** Prompt **
Wherever the word "leaders" appears in the entries, copy the whole line.
══════════
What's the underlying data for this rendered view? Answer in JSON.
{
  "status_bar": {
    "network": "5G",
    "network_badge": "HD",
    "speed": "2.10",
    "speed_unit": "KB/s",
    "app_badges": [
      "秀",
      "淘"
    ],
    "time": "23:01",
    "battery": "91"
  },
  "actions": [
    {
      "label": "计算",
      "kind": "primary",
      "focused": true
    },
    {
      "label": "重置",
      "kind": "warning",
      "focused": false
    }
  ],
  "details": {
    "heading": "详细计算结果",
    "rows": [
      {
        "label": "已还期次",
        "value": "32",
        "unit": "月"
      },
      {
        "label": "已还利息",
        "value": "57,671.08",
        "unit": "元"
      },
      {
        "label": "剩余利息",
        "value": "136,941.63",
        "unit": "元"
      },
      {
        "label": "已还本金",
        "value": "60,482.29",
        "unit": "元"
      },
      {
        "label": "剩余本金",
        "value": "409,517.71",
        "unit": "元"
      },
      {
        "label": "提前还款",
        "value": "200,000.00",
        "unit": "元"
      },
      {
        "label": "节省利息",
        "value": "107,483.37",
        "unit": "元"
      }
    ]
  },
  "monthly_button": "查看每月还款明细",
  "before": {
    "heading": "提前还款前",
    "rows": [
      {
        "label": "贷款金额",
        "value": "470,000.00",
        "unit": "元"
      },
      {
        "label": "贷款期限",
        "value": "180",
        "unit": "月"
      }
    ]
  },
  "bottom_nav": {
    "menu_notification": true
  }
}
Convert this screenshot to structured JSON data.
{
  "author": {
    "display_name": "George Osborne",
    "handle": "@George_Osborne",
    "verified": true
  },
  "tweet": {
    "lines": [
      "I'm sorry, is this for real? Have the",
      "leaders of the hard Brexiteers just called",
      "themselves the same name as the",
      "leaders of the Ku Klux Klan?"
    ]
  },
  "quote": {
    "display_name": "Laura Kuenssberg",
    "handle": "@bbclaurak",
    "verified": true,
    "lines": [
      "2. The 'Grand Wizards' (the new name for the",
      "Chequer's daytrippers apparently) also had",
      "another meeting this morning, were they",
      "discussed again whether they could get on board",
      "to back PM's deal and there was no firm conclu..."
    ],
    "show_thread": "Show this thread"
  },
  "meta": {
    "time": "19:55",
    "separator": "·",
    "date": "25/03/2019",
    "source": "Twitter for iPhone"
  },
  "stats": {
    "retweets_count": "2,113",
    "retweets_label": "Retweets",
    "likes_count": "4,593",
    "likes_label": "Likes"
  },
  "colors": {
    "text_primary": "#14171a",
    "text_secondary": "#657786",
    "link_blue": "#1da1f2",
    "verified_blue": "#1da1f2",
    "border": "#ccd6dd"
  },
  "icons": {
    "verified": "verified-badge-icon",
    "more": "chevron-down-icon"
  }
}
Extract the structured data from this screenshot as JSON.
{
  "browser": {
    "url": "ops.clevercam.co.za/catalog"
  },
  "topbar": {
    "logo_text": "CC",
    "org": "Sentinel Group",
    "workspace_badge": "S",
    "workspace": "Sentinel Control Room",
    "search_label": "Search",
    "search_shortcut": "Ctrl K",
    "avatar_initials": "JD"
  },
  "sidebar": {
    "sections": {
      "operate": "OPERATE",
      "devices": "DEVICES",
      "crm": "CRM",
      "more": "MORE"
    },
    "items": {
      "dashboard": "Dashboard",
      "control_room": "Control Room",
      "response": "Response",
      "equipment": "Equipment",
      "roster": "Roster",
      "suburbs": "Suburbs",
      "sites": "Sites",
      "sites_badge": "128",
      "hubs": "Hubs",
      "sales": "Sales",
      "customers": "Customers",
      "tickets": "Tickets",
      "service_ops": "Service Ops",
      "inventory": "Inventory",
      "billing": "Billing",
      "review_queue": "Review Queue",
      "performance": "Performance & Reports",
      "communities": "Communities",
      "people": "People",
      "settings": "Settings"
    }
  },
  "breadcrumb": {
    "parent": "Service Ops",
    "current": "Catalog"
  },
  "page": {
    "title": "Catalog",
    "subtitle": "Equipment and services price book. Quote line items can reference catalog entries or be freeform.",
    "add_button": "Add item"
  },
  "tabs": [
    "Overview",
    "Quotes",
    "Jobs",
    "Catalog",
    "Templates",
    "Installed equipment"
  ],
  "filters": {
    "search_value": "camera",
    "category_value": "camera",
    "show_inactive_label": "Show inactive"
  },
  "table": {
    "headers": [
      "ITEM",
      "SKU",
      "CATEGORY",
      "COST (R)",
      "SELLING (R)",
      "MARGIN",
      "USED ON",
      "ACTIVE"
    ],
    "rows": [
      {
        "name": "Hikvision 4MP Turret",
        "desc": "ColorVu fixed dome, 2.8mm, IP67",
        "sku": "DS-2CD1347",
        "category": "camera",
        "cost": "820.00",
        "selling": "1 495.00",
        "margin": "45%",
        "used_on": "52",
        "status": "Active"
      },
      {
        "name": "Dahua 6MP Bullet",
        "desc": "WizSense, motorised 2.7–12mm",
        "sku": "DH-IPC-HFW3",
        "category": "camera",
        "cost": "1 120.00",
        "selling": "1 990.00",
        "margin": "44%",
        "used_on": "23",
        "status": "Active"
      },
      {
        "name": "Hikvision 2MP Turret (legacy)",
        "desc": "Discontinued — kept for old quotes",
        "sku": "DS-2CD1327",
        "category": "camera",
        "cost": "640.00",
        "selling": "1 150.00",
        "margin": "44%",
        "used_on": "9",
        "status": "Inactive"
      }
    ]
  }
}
══════════
** Answer in full **
      "leaders of the hard Brexiteers just called",
      "leaders of the Ku Klux Klan?"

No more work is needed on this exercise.